Task: Present the following entries again, word for word and in full.

Information provided:
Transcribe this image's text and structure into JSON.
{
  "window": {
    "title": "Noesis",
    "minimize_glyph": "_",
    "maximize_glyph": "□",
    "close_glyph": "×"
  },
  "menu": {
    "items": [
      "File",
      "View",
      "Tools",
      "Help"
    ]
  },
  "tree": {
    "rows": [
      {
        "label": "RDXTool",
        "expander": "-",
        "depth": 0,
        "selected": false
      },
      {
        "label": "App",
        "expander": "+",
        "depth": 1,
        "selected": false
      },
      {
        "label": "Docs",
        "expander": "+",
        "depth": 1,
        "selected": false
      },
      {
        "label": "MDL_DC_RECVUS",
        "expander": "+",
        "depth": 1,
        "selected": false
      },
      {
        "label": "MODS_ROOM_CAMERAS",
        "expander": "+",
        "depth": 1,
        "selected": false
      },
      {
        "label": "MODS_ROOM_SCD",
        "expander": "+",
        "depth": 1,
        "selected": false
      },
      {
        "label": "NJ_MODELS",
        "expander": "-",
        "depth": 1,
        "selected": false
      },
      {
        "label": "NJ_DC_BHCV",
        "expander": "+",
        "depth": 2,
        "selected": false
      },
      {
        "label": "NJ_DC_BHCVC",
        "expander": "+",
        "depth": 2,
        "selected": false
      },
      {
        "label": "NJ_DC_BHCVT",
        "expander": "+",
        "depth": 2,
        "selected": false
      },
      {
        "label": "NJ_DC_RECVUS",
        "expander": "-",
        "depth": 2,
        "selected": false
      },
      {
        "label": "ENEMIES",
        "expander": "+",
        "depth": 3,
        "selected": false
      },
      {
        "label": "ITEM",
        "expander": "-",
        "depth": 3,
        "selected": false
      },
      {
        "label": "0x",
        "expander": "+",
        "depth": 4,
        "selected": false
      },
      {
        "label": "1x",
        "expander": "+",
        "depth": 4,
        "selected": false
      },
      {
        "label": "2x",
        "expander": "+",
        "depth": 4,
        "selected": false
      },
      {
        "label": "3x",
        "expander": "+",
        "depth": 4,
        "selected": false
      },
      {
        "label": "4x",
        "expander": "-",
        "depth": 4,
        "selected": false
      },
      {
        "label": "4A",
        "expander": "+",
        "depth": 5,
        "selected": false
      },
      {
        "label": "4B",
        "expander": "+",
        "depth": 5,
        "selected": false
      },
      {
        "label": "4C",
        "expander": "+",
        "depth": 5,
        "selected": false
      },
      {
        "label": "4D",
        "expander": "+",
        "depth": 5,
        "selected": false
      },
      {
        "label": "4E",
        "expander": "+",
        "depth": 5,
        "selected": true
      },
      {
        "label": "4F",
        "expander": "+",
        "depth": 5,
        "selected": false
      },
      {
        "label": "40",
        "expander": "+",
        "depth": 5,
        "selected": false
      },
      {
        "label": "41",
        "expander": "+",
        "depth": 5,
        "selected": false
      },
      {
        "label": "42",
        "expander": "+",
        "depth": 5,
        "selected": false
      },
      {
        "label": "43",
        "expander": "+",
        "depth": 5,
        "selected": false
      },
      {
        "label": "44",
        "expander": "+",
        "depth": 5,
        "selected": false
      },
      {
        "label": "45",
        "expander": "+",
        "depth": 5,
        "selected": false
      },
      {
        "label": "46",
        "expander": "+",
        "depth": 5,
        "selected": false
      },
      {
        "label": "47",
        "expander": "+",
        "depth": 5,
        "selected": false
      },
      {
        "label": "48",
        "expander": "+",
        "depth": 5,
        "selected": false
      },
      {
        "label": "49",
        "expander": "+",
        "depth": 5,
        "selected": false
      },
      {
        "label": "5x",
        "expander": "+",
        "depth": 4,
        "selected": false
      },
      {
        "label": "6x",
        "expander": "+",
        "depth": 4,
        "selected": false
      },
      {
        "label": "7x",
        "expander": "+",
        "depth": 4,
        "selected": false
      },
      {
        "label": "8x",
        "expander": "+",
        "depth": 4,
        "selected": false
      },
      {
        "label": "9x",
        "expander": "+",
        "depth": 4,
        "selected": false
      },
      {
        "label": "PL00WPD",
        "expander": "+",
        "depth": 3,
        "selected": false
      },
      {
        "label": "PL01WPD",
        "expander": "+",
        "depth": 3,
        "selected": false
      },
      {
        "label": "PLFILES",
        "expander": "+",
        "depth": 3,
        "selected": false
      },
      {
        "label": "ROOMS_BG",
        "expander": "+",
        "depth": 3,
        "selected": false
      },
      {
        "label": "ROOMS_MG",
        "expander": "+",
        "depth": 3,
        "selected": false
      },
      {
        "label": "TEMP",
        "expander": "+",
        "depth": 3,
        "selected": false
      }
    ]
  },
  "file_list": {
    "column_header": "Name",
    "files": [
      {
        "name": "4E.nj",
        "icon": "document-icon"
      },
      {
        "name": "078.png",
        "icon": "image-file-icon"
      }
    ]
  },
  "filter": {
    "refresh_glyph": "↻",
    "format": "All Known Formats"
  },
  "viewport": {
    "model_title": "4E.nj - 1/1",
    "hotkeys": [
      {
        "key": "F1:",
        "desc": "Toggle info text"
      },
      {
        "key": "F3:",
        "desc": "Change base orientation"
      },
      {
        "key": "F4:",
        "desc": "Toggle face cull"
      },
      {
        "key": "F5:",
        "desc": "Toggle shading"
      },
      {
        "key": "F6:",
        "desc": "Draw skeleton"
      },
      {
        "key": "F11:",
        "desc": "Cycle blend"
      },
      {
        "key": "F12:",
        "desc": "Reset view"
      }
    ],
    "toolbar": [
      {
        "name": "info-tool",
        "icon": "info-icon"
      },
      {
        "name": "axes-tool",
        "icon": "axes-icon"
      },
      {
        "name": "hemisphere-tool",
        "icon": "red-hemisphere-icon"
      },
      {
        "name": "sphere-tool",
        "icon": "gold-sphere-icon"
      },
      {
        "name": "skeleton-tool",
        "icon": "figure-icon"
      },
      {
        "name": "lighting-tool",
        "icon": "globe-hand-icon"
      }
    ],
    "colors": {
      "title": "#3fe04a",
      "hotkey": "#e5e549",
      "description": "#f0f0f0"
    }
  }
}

Result below:
Transcribe this image's text and structure into JSON.
{
  "window": {
    "title": "Noesis",
    "minimize_glyph": "_",
    "maximize_glyph": "□",
    "close_glyph": "×"
  },
  "menu": {
    "items": [
      "File",
      "View",
      "Tools",
      "Help"
    ]
  },
  "tree": {
    "rows": [
      {
        "label": "RDXTool",
        "expander": "-",
        "depth": 0,
        "selected": false
      },
      {
        "label": "App",
        "expander": "+",
        "depth": 1,
        "selected": false
      },
      {
        "label": "Docs",
        "expander": "+",
        "depth": 1,
        "selected": false
      },
      {
        "label": "MDL_DC_RECVUS",
        "expander": "+",
        "depth": 1,
        "selected": false
      },
      {
        "label": "MODS_ROOM_CAMERAS",
        "expander": "+",
        "depth": 1,
        "selected": false
      },
      {
        "label": "MODS_ROOM_SCD",
        "expander": "+",
        "depth": 1,
        "selected": false
      },
      {
        "label": "NJ_MODELS",
        "expander": "-",
        "depth": 1,
        "selected": false
      },
      {
        "label": "NJ_DC_BHCV",
        "expander": "+",
        "depth": 2,
        "selected": false
      },
      {
        "label": "NJ_DC_BHCVC",
        "expander": "+",
        "depth": 2,
        "selected": false
      },
      {
        "label": "NJ_DC_BHCVT",
        "expander": "+",
        "depth": 2,
        "selected": false
      },
      {
        "label": "NJ_DC_RECVUS",
        "expander": "-",
        "depth": 2,
        "selected": false
      },
      {
        "label": "ENEMIES",
        "expander": "+",
        "depth": 3,
        "selected": false
      },
      {
        "label": "ITEM",
        "expander": "-",
        "depth": 3,
        "selected": false
      },
      {
        "label": "0x",
        "expander": "+",
        "depth": 4,
        "selected": false
      },
      {
        "label": "1x",
        "expander": "+",
        "depth": 4,
        "selected": false
      },
      {
        "label": "2x",
        "expander": "+",
        "depth": 4,
        "selected": false
      },
      {
        "label": "3x",
        "expander": "+",
        "depth": 4,
        "selected": false
      },
      {
        "label": "4x",
        "expander": "-",
        "depth": 4,
        "selected": false
      },
      {
        "label": "4A",
        "expander": "+",
        "depth": 5,
        "selected": false
      },
      {
        "label": "4B",
        "expander": "+",
        "depth": 5,
        "selected": false
      },
      {
        "label": "4C",
        "expander": "+",
        "depth": 5,
        "selected": false
      },
      {
        "label": "4D",
        "expander": "+",
        "depth": 5,
        "selected": false
      },
      {
        "label": "4E",
        "expander": "+",
        "depth": 5,
        "selected": true
      },
      {
        "label": "4F",
        "expander": "+",
        "depth": 5,
        "selected": false
      },
      {
        "label": "40",
        "expander": "+",
        "depth": 5,
        "selected": false
      },
      {
        "label": "41",
        "expander": "+",
        "depth": 5,
        "selected": false
      },
      {
        "label": "42",
        "expander": "+",
        "depth": 5,
        "selected": false
      },
      {
        "label": "43",
        "expander": "+",
        "depth": 5,
        "selected": false
      },
      {
        "label": "44",
        "expander": "+",
        "depth": 5,
        "selected": false
      },
      {
        "label": "45",
        "expander": "+",
        "depth": 5,
        "selected": false
      },
      {
        "label": "46",
        "expander": "+",
        "depth": 5,
        "selected": false
      },
      {
        "label": "47",
        "expander": "+",
        "depth": 5,
        "selected": false
      },
      {
        "label": "48",
        "expander": "+",
        "depth": 5,
        "selected": false
      },
      {
        "label": "49",
        "expander": "+",
        "depth": 5,
        "selected": false
      },
      {
        "label": "5x",
        "expander": "+",
        "depth": 4,
        "selected": false
      },
      {
        "label": "6x",
        "expander": "+",
        "depth": 4,
        "selected": false
      },
      {
        "label": "7x",
        "expander": "+",
        "depth": 4,
        "selected": false
      },
      {
        "label": "8x",
        "expander": "+",
        "depth": 4,
        "selected": false
      },
      {
        "label": "9x",
        "expander": "+",
        "depth": 4,
        "selected": false
      },
      {
        "label": "PL00WPD",
        "expander": "+",
        "depth": 3,
        "selected": false
      },
      {
        "label": "PL01WPD",
        "expander": "+",
        "depth": 3,
        "selected": false
      },
      {
        "label": "PLFILES",
        "expander": "+",
        "depth": 3,
        "selected": false
      },
      {
        "label": "ROOMS_BG",
        "expander": "+",
        "depth": 3,
        "selected": false
      },
      {
        "label": "ROOMS_MG",
        "expander": "+",
        "depth": 3,
        "selected": false
      },
      {
        "label": "TEMP",
        "expander": "+",
        "depth": 3,
        "selected": false
      }
    ]
  },
  "file_list": {
    "column_header": "Name",
    "files": [
      {
        "name": "4E.nj",
        "icon": "document-icon"
      },
      {
        "name": "078.png",
        "icon": "image-file-icon"
      }
    ]
  },
  "filter": {
    "refresh_glyph": "↻",
    "format": "All Known Formats"
  },
  "viewport": {
    "model_title": "4E.nj - 1/1",
    "hotkeys": [
      {
        "key": "F1:",
        "desc": "Toggle info text"
      },
      {
        "key": "F3:",
        "desc": "Change base orientation"
      },
      {
        "key": "F4:",
        "desc": "Toggle face cull"
      },
      {
        "key": "F5:",
        "desc": "Toggle shading"
      },
      {
        "key": "F6:",
        "desc": "Draw skeleton"
      },
      {
        "key": "F11:",
        "desc": "Cycle blend"
      },
      {
        "key": "F12:",
        "desc": "Reset view"
      }
    ],
    "toolbar": [
      {
        "name": "info-tool",
        "icon": "info-icon"
      },
      {
        "name": "axes-tool",
        "icon": "axes-icon"
      },
      {
        "name": "hemisphere-tool",
        "icon": "red-hemisphere-icon"
      },
      {
        "name": "sphere-tool",
        "icon": "gold-sphere-icon"
      },
      {
        "name": "skeleton-tool",
        "icon": "figure-icon"
      },
      {
        "name": "lighting-tool",
        "icon": "globe-hand-icon"
      }
    ],
    "colors": {
      "title": "#3fe04a",
      "hotkey": "#e5e549",
      "description": "#f0f0f0"
    }
  }
}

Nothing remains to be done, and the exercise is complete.